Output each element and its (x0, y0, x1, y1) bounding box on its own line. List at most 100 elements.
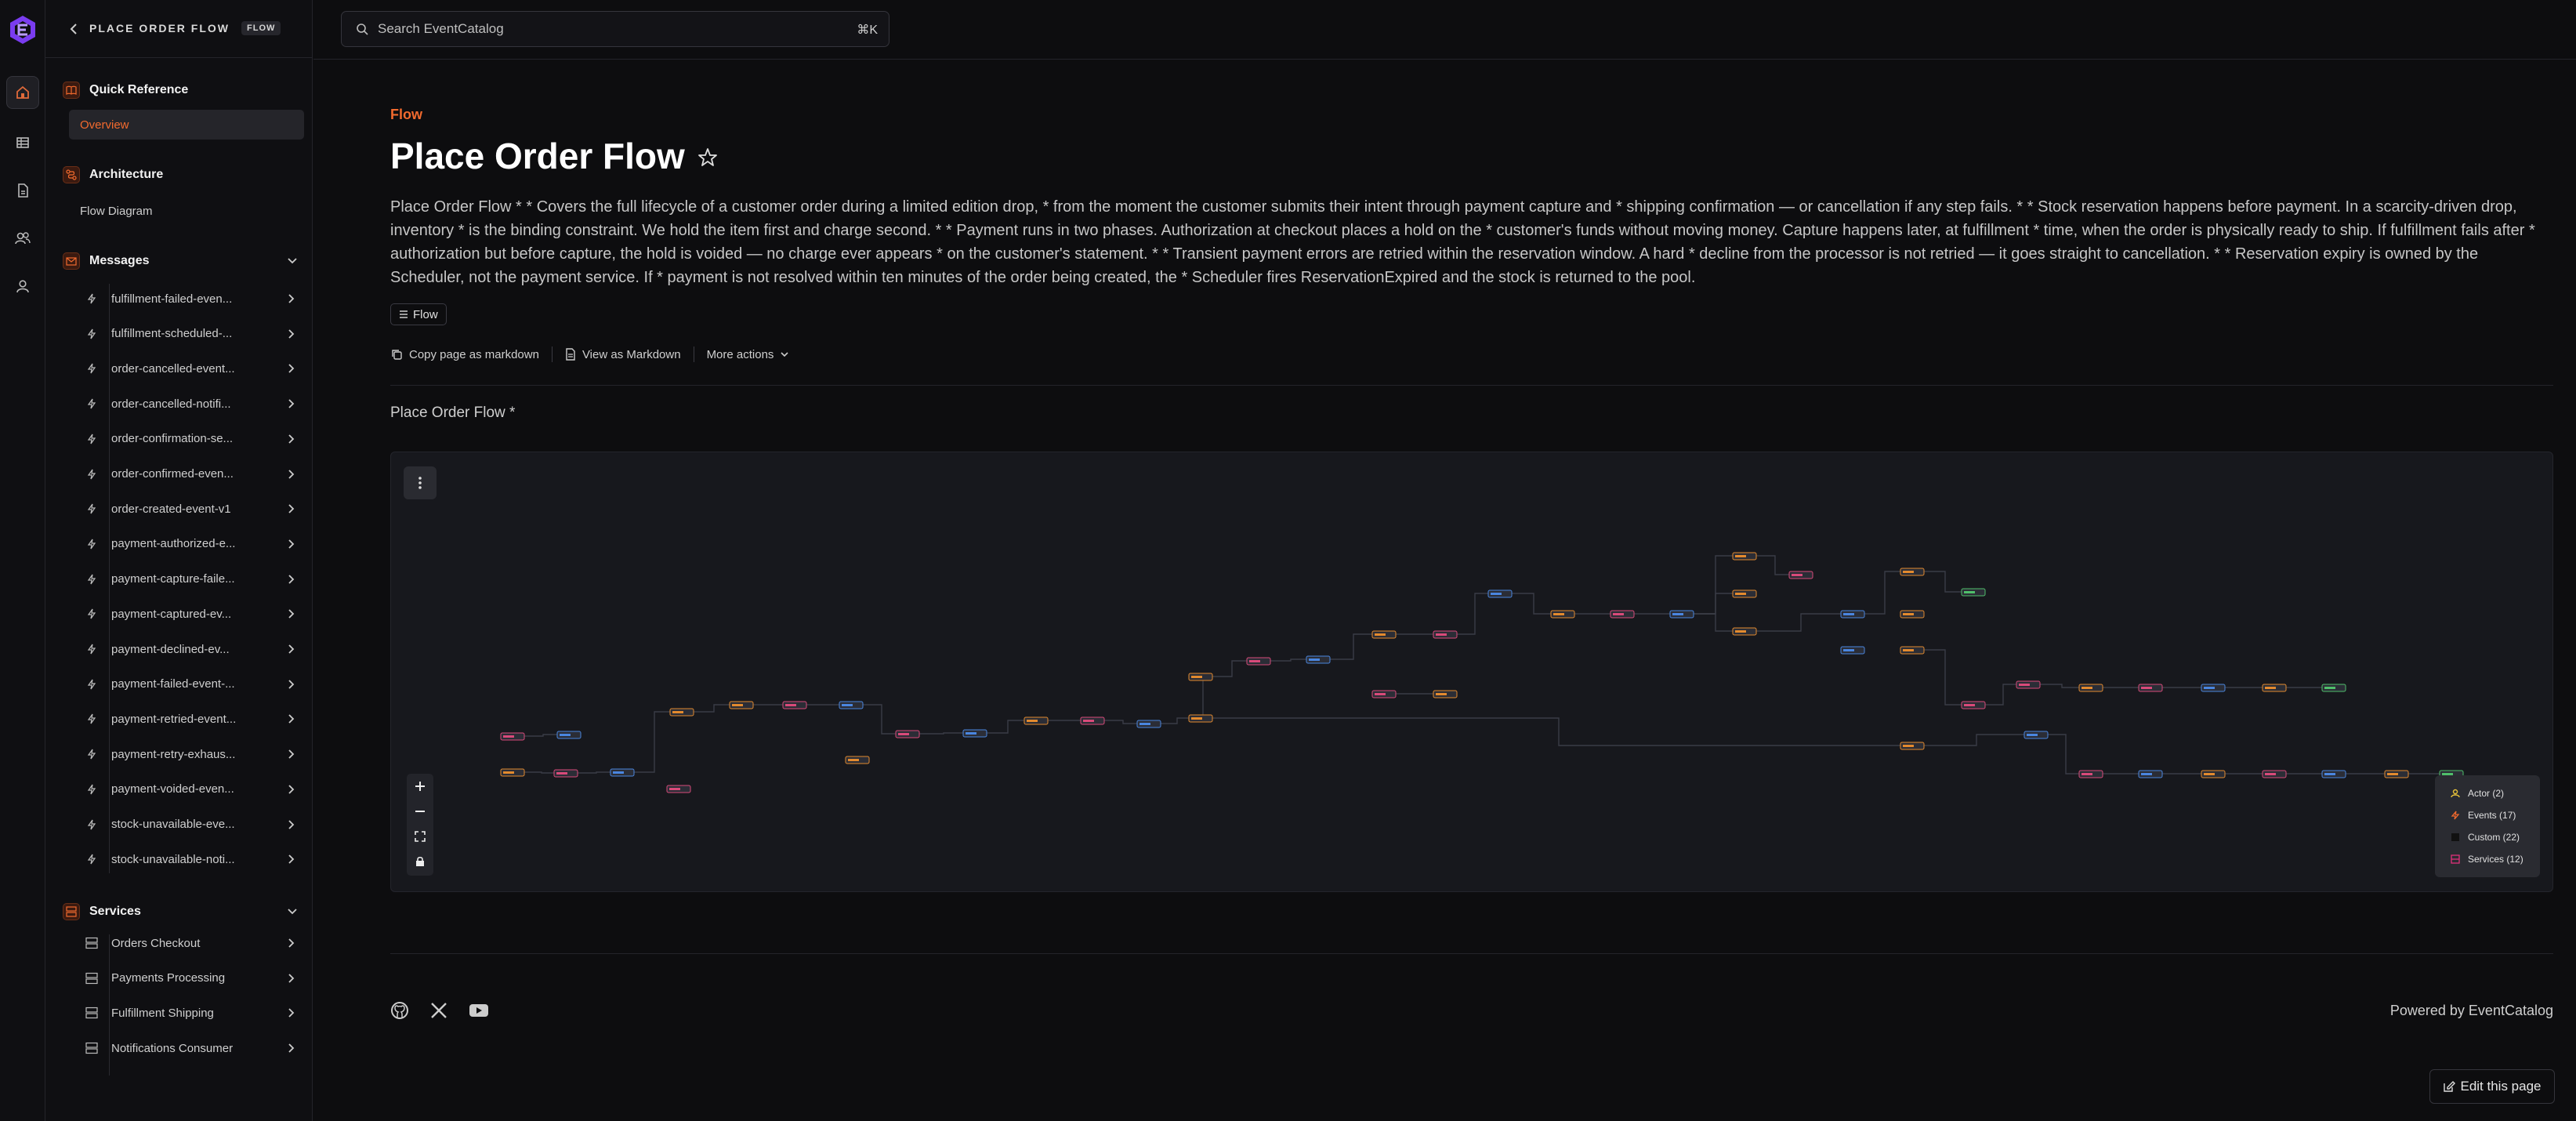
flow-node[interactable] (1371, 630, 1397, 639)
copy-markdown-button[interactable]: Copy page as markdown (390, 348, 539, 361)
github-icon[interactable] (390, 1001, 409, 1020)
sidebar-item-message[interactable]: payment-captured-ev... (85, 599, 312, 629)
flow-node[interactable] (1900, 742, 1925, 750)
flow-node[interactable] (2016, 680, 2041, 689)
flow-node[interactable] (1610, 610, 1635, 619)
x-twitter-icon[interactable] (429, 1001, 448, 1020)
flow-diagram[interactable]: Actor (2) Events (17) Custom (22) Servic… (390, 452, 2553, 892)
flow-node[interactable] (2321, 770, 2346, 778)
flow-node[interactable] (1246, 657, 1271, 666)
table-icon[interactable] (6, 126, 39, 159)
zoom-in-button[interactable] (407, 774, 433, 799)
flow-node[interactable] (1732, 627, 1757, 636)
sidebar-item-service[interactable]: Notifications Consumer (85, 1033, 312, 1063)
star-icon[interactable] (697, 147, 718, 168)
flow-node[interactable] (1136, 720, 1161, 728)
flow-canvas[interactable] (391, 452, 2553, 892)
sidebar-item-message[interactable]: payment-retried-event... (85, 704, 312, 734)
chevron-right-icon[interactable] (287, 363, 295, 374)
powered-by[interactable]: Powered by EventCatalog (2390, 1003, 2553, 1019)
flow-node[interactable] (1732, 590, 1757, 598)
chevron-right-icon[interactable] (287, 938, 295, 949)
user-icon[interactable] (6, 270, 39, 303)
sidebar-item-message[interactable]: payment-voided-even... (85, 775, 312, 804)
flow-node[interactable] (1080, 716, 1105, 725)
flow-node[interactable] (2078, 684, 2103, 692)
flow-node[interactable] (1669, 610, 1694, 619)
flow-node[interactable] (782, 701, 807, 709)
legend-item-custom[interactable]: Custom (22) (2451, 829, 2520, 846)
chevron-right-icon[interactable] (287, 1007, 295, 1018)
users-icon[interactable] (6, 222, 39, 255)
flow-node[interactable] (1840, 610, 1865, 619)
chevron-right-icon[interactable] (287, 503, 295, 514)
chevron-right-icon[interactable] (287, 328, 295, 339)
chevron-right-icon[interactable] (287, 854, 295, 865)
flow-node[interactable] (1900, 646, 1925, 655)
chevron-right-icon[interactable] (287, 434, 295, 444)
chevron-right-icon[interactable] (287, 749, 295, 760)
fit-view-button[interactable] (407, 824, 433, 849)
flow-node[interactable] (1550, 610, 1575, 619)
sidebar-item-message[interactable]: stock-unavailable-eve... (85, 810, 312, 840)
flow-node[interactable] (1433, 690, 1458, 698)
home-icon[interactable] (6, 76, 39, 109)
sidebar-item-message[interactable]: payment-retry-exhaus... (85, 739, 312, 769)
document-icon[interactable] (6, 174, 39, 207)
flow-node[interactable] (666, 785, 691, 793)
flow-node[interactable] (895, 730, 920, 738)
flow-node[interactable] (669, 708, 694, 716)
chevron-right-icon[interactable] (287, 469, 295, 480)
legend-item-events[interactable]: Events (17) (2451, 807, 2516, 824)
flow-node[interactable] (1024, 716, 1049, 725)
flow-node[interactable] (553, 769, 578, 778)
chevron-right-icon[interactable] (287, 293, 295, 304)
sidebar-item-message[interactable]: stock-unavailable-noti... (85, 844, 312, 874)
flow-node[interactable] (845, 756, 870, 764)
search-input[interactable] (378, 21, 817, 37)
diagram-menu-button[interactable] (404, 466, 437, 499)
sidebar-item-message[interactable]: fulfillment-failed-even... (85, 284, 312, 314)
chevron-left-icon[interactable] (69, 23, 78, 35)
sidebar-item-service[interactable]: Fulfillment Shipping (85, 998, 312, 1028)
chevron-right-icon[interactable] (287, 713, 295, 724)
flow-node[interactable] (500, 732, 525, 741)
flow-node[interactable] (556, 731, 582, 739)
chevron-right-icon[interactable] (287, 644, 295, 655)
flow-node[interactable] (2262, 770, 2287, 778)
flow-node[interactable] (500, 768, 525, 777)
sidebar-item-message[interactable]: order-cancelled-notifi... (85, 389, 312, 419)
sidebar-item-service[interactable]: Orders Checkout (85, 928, 312, 958)
flow-node[interactable] (2201, 684, 2226, 692)
edit-page-button[interactable]: Edit this page (2429, 1069, 2555, 1104)
eventcatalog-logo-icon[interactable] (7, 14, 38, 45)
flow-node[interactable] (1487, 590, 1513, 598)
flow-node[interactable] (2321, 684, 2346, 692)
more-actions-button[interactable]: More actions (707, 348, 790, 361)
flow-node[interactable] (729, 701, 754, 709)
chevron-right-icon[interactable] (287, 819, 295, 830)
lock-button[interactable] (407, 849, 433, 874)
flow-node[interactable] (1900, 610, 1925, 619)
flow-node[interactable] (1371, 690, 1397, 698)
sidebar-item-message[interactable]: payment-failed-event-... (85, 669, 312, 699)
zoom-out-button[interactable] (407, 799, 433, 824)
view-markdown-button[interactable]: View as Markdown (565, 348, 681, 361)
sidebar-item-flow-diagram[interactable]: Flow Diagram (69, 196, 304, 226)
sidebar-item-message[interactable]: payment-capture-faile... (85, 564, 312, 594)
chevron-right-icon[interactable] (287, 539, 295, 550)
flow-node[interactable] (2138, 770, 2163, 778)
flow-node[interactable] (1306, 655, 1331, 664)
flow-node[interactable] (1900, 568, 1925, 576)
flow-node[interactable] (2262, 684, 2287, 692)
chevron-down-icon[interactable] (287, 255, 298, 266)
chevron-right-icon[interactable] (287, 574, 295, 585)
flow-node[interactable] (1188, 673, 1213, 681)
flow-node[interactable] (1433, 630, 1458, 639)
flow-node[interactable] (1961, 701, 1986, 709)
flow-node[interactable] (962, 729, 987, 738)
flow-node[interactable] (1732, 552, 1757, 560)
sidebar-item-overview[interactable]: Overview (69, 110, 304, 140)
search-box[interactable]: ⌘K (341, 11, 889, 47)
section-services[interactable]: Services (63, 900, 298, 923)
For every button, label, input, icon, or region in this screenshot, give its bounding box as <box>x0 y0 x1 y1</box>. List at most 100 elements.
○ ○ ○ ○ ○
### WHAT IS ASKED
Pull out every line of the records that contains the string "failed". Case counts.

### EXERCISE RESPONSE
sidebar-item-message[interactable]: fulfillment-failed-even... (85, 284, 312, 314)
sidebar-item-message[interactable]: payment-failed-event-... (85, 669, 312, 699)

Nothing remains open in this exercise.